Source data
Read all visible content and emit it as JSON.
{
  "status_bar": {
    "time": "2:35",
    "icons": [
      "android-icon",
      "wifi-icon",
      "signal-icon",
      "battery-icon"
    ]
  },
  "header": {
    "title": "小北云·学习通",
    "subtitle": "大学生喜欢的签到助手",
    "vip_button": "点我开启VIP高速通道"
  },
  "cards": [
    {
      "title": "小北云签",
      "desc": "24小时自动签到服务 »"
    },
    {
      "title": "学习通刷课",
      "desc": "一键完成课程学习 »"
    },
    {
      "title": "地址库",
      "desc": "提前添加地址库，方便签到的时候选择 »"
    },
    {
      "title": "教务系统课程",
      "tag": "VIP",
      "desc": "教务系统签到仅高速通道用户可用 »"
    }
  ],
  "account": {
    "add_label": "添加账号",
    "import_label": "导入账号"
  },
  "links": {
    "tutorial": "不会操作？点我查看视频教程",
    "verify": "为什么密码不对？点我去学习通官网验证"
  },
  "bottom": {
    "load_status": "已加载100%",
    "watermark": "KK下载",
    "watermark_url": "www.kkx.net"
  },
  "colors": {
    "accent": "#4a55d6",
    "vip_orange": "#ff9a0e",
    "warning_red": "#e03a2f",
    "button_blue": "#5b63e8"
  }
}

• Do this
From the records above, extract every entry verbatim.

• Final result
Read all visible content and emit it as JSON.
{
  "status_bar": {
    "time": "2:35",
    "icons": [
      "android-icon",
      "wifi-icon",
      "signal-icon",
      "battery-icon"
    ]
  },
  "header": {
    "title": "小北云·学习通",
    "subtitle": "大学生喜欢的签到助手",
    "vip_button": "点我开启VIP高速通道"
  },
  "cards": [
    {
      "title": "小北云签",
      "desc": "24小时自动签到服务 »"
    },
    {
      "title": "学习通刷课",
      "desc": "一键完成课程学习 »"
    },
    {
      "title": "地址库",
      "desc": "提前添加地址库，方便签到的时候选择 »"
    },
    {
      "title": "教务系统课程",
      "tag": "VIP",
      "desc": "教务系统签到仅高速通道用户可用 »"
    }
  ],
  "account": {
    "add_label": "添加账号",
    "import_label": "导入账号"
  },
  "links": {
    "tutorial": "不会操作？点我查看视频教程",
    "verify": "为什么密码不对？点我去学习通官网验证"
  },
  "bottom": {
    "load_status": "已加载100%",
    "watermark": "KK下载",
    "watermark_url": "www.kkx.net"
  },
  "colors": {
    "accent": "#4a55d6",
    "vip_orange": "#ff9a0e",
    "warning_red": "#e03a2f",
    "button_blue": "#5b63e8"
  }
}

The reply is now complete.